### TASK GOAL
Gather every line holding the string "командованіе".

### Dataset entries
== == ==
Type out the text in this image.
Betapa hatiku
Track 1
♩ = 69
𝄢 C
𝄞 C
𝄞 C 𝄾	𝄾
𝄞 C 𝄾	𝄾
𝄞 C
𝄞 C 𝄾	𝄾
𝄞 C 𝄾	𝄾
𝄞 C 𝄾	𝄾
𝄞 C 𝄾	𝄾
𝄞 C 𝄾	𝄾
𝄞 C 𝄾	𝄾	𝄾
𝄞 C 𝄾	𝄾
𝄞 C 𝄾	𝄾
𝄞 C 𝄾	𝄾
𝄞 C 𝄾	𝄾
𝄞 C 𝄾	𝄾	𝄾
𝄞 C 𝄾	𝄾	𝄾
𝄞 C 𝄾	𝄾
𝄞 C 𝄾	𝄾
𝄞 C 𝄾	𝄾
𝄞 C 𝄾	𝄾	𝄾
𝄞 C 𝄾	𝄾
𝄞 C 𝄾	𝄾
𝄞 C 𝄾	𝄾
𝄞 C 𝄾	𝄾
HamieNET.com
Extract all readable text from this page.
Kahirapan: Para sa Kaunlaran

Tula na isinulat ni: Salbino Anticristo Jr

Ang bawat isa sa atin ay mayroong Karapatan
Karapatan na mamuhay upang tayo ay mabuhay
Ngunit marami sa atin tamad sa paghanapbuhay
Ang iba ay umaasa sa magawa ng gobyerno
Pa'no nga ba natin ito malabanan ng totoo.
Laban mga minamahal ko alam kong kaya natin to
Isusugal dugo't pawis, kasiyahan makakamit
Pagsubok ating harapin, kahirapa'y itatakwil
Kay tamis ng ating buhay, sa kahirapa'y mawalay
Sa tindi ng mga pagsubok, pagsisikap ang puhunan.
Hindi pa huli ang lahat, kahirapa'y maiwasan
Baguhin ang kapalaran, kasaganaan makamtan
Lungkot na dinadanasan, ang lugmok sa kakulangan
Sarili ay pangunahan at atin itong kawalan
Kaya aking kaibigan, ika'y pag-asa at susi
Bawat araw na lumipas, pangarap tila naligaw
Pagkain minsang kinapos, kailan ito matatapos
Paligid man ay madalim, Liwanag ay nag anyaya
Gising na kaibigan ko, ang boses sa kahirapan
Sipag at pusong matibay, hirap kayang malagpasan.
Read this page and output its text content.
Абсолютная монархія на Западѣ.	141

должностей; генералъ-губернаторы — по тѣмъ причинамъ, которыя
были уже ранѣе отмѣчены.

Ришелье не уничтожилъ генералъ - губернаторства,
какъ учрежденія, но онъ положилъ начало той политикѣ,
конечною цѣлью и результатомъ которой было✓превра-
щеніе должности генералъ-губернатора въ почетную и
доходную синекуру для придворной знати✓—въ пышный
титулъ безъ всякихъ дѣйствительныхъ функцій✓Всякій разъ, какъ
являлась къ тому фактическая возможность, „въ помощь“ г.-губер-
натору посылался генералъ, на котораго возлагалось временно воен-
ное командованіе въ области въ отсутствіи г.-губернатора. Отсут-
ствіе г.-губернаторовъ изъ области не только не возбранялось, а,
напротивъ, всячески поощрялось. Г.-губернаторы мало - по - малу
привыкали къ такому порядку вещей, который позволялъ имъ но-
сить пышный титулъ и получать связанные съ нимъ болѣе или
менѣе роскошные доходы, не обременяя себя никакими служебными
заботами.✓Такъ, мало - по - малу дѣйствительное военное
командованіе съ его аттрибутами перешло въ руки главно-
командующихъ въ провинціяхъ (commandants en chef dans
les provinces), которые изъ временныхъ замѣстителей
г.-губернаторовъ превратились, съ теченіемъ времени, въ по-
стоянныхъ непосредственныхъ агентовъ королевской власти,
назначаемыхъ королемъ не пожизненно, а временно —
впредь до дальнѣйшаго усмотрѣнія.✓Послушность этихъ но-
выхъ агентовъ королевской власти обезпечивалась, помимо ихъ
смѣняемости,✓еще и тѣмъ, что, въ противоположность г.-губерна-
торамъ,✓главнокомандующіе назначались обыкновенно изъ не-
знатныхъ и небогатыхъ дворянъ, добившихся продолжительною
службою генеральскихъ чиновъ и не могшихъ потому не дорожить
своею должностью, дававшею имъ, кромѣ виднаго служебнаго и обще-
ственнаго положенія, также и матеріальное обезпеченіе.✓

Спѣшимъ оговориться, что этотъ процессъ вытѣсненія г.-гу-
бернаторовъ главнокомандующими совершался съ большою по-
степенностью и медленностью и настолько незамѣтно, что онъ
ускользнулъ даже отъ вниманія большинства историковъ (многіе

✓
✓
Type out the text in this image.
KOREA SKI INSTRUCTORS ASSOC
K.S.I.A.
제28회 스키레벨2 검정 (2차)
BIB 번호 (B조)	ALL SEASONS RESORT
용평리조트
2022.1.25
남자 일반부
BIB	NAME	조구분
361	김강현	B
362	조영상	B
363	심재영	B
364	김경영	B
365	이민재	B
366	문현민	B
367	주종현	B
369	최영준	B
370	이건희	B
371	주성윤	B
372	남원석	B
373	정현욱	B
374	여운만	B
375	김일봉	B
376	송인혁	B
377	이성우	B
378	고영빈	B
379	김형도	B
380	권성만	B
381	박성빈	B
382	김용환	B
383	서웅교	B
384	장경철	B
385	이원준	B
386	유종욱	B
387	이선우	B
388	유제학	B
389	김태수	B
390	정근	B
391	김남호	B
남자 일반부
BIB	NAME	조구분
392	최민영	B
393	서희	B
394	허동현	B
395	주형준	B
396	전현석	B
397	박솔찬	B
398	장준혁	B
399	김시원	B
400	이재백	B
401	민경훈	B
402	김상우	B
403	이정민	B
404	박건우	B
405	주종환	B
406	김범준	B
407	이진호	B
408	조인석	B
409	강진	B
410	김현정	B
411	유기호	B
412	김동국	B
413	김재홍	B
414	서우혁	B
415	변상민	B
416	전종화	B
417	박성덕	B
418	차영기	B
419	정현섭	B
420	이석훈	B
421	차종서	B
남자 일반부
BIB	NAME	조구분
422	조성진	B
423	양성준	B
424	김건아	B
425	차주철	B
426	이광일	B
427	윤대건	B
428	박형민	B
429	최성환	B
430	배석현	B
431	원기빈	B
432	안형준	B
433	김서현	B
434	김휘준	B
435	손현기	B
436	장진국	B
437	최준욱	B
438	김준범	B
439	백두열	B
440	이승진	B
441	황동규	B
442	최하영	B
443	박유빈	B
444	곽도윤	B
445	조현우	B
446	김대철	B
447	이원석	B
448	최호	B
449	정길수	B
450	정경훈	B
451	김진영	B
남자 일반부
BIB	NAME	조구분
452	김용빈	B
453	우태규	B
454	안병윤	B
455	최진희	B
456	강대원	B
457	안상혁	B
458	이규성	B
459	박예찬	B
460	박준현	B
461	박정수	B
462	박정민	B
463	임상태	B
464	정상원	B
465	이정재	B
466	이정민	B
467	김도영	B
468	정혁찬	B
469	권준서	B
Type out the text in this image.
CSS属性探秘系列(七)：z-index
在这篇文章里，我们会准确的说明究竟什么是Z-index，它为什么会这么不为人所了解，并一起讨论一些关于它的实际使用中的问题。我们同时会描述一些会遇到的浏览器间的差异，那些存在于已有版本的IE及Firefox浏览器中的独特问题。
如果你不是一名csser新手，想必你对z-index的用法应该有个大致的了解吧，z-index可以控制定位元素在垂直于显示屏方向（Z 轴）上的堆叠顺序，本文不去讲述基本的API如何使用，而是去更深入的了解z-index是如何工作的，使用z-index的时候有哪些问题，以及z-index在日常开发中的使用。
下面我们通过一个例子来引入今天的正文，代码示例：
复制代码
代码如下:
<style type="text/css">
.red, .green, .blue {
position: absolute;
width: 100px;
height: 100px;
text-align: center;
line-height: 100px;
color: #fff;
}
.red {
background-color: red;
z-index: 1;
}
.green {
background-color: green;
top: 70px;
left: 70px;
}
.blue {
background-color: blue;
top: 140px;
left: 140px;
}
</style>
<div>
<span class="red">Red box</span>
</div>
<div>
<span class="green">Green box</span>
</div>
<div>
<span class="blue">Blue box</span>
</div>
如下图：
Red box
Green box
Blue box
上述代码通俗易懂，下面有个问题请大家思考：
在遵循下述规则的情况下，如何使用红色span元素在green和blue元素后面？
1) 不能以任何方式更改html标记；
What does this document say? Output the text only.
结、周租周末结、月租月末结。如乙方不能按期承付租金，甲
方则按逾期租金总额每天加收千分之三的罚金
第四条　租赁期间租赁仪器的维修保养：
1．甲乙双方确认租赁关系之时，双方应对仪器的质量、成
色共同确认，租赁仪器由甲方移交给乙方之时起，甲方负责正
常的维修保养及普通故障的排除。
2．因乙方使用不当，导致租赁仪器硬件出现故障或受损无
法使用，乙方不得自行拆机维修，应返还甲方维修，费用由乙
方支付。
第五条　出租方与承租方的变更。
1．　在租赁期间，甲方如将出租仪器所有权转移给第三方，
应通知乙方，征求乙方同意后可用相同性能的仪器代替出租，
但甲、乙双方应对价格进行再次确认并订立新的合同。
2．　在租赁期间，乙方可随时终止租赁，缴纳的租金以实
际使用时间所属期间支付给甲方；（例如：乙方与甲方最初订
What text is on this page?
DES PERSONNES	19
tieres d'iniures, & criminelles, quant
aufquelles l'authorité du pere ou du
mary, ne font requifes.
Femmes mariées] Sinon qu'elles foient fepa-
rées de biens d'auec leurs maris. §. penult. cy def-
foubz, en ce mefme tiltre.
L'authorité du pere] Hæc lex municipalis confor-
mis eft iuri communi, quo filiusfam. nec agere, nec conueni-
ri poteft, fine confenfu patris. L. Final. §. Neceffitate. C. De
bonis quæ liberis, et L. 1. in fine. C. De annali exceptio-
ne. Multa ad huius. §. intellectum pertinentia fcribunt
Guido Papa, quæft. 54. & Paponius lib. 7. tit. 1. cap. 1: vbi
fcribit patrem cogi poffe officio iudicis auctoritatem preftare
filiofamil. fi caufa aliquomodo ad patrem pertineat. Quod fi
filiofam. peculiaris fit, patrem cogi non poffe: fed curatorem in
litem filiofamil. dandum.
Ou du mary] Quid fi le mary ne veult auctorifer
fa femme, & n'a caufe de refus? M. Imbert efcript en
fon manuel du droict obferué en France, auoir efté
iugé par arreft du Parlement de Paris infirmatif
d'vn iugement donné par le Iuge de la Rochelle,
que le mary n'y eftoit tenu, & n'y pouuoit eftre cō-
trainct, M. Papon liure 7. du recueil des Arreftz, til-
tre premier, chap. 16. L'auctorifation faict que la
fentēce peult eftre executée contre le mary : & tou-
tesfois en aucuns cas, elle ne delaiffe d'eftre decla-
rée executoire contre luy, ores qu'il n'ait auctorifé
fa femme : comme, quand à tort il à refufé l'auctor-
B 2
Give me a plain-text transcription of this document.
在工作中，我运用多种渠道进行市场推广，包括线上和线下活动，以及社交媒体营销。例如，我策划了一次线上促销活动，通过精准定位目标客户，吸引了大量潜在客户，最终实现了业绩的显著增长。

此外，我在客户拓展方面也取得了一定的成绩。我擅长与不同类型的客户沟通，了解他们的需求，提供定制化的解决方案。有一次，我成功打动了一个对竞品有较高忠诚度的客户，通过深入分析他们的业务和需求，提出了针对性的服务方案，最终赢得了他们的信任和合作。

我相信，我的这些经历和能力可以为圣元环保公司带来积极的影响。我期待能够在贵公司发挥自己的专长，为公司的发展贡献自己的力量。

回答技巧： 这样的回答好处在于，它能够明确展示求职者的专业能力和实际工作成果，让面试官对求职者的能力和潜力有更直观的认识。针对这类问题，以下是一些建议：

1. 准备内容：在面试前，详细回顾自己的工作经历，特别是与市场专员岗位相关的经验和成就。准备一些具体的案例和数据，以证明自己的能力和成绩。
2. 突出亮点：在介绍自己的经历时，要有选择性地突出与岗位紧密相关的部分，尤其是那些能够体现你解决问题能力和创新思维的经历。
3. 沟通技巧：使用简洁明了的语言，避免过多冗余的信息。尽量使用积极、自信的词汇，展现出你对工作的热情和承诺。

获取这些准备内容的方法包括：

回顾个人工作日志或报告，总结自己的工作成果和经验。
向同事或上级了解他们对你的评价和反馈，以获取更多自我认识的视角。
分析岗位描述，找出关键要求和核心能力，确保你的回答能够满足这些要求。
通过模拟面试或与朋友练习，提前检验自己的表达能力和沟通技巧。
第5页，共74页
== == ==
### CORRECT RESULT
ное командованіе въ области въ отсутствіи г.-губернатора. Отсут-
командованіе съ его аттрибутами перешло въ руки главно-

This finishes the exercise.